Brief: Search the data for the word "image" and copy every line that contains it.

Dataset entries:
_ _ _ _ _

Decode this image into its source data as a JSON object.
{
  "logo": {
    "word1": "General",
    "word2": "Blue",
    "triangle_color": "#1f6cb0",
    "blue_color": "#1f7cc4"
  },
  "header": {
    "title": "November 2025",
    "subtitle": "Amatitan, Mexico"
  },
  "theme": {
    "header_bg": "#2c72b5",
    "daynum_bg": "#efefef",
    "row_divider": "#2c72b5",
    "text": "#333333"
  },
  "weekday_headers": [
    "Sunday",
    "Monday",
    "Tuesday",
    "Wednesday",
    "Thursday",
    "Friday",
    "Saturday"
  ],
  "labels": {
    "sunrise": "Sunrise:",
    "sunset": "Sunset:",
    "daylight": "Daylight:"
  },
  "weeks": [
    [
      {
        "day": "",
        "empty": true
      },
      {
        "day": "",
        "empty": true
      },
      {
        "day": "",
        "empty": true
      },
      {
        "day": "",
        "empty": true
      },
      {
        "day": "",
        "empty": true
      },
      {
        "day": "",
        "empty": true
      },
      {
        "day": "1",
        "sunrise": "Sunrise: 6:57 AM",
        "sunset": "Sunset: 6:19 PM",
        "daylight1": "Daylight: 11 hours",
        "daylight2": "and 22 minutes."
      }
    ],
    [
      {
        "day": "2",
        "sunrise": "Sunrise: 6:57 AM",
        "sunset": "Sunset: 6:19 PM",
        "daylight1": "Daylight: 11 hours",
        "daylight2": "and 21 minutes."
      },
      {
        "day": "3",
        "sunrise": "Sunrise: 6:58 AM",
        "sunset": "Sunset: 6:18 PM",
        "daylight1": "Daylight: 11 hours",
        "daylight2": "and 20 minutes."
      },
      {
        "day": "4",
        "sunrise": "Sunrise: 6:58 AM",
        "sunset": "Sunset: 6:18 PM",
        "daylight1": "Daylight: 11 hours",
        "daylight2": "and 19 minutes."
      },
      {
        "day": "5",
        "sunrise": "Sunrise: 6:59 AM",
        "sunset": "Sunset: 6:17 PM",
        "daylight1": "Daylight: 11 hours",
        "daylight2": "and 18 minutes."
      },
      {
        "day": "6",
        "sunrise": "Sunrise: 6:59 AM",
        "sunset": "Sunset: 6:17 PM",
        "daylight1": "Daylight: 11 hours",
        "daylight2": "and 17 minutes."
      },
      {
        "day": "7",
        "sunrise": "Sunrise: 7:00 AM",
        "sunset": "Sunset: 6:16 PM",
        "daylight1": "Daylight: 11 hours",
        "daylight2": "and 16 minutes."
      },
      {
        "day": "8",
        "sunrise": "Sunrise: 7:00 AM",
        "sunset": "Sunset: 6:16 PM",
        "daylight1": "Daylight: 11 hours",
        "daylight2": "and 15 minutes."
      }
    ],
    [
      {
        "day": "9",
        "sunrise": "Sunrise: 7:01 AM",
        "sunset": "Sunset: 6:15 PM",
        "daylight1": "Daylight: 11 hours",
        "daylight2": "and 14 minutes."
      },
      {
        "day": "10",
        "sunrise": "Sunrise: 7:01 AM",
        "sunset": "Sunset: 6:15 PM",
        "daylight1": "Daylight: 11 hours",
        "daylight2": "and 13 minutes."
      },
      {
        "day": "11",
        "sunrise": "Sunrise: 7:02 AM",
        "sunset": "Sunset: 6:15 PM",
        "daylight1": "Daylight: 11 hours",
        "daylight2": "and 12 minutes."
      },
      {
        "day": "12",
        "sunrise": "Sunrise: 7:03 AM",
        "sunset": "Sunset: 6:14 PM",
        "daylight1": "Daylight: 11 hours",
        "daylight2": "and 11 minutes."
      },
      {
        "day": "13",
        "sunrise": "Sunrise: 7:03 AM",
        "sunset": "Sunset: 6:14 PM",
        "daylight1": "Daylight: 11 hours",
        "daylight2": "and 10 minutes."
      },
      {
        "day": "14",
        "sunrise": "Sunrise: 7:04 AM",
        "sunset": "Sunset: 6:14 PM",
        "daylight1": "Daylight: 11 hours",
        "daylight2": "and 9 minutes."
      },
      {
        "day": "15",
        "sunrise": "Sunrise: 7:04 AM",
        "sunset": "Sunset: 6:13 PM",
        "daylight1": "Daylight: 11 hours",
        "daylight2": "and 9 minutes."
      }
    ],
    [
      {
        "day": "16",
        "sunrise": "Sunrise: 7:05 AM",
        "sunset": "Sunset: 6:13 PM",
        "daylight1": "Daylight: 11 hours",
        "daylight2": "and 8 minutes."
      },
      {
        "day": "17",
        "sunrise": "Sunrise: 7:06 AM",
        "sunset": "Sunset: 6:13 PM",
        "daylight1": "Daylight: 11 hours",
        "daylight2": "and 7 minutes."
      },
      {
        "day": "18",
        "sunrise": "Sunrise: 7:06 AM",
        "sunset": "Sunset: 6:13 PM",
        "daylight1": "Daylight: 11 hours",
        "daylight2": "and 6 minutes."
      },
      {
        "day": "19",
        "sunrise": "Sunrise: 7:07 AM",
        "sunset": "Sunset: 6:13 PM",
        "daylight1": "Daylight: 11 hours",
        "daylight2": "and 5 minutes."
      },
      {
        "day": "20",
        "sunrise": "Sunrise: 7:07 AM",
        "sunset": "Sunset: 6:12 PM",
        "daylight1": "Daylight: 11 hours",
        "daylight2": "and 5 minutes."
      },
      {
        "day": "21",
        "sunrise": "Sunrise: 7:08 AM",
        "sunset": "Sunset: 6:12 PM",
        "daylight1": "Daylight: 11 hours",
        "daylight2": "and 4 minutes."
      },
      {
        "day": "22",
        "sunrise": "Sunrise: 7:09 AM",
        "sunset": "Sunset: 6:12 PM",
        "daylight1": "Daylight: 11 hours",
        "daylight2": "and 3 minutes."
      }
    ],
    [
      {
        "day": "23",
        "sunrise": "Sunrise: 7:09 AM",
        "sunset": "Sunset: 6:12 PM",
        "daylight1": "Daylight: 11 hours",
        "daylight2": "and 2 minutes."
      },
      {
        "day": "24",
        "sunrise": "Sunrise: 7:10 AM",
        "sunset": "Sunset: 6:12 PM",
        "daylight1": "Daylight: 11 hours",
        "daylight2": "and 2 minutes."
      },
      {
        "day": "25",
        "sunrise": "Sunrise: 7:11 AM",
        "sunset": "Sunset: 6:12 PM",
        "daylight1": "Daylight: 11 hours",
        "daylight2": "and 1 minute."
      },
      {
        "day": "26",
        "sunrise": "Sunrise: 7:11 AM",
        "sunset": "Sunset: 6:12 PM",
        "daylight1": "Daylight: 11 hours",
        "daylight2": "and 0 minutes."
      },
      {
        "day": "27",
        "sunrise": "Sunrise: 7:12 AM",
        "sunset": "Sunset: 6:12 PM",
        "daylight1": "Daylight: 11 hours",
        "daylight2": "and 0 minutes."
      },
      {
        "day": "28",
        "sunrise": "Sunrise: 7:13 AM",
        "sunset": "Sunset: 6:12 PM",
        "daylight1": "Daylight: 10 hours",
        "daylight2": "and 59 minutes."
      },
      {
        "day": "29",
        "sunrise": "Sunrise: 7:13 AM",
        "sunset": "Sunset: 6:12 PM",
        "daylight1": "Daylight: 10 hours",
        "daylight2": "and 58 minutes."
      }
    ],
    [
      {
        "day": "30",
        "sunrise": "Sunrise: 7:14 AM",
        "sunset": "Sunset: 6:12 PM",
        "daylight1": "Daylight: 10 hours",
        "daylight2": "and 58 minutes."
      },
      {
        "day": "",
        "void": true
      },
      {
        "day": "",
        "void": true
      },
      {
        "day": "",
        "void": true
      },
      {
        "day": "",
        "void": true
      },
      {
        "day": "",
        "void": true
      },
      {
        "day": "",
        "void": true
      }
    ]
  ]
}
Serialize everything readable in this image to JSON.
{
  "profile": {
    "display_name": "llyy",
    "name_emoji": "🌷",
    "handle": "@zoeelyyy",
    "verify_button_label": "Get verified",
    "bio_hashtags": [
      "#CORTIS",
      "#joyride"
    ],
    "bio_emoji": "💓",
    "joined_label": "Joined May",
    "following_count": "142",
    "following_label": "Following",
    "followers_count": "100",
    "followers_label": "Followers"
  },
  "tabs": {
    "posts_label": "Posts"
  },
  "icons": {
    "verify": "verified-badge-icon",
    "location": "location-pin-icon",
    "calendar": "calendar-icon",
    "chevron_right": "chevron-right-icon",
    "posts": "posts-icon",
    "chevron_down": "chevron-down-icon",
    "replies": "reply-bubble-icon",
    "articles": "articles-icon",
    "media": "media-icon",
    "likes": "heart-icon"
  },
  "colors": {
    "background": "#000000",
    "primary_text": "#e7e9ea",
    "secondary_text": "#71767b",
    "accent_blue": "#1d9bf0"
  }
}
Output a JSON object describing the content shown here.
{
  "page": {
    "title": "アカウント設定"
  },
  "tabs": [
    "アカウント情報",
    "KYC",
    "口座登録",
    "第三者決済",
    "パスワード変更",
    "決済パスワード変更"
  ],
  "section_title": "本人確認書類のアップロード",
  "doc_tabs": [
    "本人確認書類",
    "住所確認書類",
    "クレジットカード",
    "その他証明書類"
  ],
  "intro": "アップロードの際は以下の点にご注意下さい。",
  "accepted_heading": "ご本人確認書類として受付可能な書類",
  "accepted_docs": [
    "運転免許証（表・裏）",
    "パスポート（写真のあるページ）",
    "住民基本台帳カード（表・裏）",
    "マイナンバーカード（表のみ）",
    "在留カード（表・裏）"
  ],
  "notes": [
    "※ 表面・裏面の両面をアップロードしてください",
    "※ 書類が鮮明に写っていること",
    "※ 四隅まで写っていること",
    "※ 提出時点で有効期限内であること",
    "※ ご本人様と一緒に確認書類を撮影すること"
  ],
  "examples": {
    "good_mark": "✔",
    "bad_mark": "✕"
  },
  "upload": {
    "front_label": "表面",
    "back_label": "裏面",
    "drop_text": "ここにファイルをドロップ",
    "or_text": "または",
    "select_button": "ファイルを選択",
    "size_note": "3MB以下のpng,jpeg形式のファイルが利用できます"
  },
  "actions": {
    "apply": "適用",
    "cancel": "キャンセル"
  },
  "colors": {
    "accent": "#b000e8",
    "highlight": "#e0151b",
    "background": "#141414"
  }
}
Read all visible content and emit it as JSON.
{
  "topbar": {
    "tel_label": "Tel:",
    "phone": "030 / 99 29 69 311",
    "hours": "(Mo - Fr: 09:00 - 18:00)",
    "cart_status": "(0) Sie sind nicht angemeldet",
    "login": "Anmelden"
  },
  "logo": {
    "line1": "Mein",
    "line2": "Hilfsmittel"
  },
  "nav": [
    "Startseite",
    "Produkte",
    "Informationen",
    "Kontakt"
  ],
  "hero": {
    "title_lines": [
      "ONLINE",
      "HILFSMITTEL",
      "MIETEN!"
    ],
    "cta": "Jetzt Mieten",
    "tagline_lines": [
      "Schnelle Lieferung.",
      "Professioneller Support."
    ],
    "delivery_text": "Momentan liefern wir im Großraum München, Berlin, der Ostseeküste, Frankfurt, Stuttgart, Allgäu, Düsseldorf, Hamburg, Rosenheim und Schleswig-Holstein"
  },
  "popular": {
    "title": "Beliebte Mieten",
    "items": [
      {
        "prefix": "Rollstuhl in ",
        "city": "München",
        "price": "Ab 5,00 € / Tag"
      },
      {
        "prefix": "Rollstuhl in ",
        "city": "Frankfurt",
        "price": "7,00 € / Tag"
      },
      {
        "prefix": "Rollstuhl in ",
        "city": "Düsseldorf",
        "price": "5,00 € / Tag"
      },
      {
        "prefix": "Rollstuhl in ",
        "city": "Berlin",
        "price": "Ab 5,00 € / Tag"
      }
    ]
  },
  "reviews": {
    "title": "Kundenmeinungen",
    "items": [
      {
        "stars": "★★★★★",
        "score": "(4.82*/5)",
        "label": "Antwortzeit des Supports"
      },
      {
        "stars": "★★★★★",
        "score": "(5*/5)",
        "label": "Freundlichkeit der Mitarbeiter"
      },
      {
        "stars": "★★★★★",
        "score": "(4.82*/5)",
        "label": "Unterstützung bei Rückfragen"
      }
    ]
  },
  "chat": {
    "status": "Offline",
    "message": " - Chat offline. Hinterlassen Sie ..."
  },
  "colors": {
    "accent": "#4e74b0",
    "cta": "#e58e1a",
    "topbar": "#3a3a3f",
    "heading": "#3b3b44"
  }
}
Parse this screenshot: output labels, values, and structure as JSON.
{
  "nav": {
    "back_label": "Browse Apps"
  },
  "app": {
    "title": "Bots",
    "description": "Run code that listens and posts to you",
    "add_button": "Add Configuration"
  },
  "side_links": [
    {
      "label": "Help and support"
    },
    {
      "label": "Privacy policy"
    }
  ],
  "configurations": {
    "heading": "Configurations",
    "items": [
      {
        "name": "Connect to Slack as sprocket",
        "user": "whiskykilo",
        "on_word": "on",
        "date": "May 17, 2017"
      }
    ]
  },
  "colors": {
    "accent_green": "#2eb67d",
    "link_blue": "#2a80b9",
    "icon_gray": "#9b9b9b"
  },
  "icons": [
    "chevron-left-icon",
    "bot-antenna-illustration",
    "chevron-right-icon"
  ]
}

_ _ _ _ _

Answer in full:
Decode this image into its source data as a JSON object.
Serialize everything readable in this image to JSON.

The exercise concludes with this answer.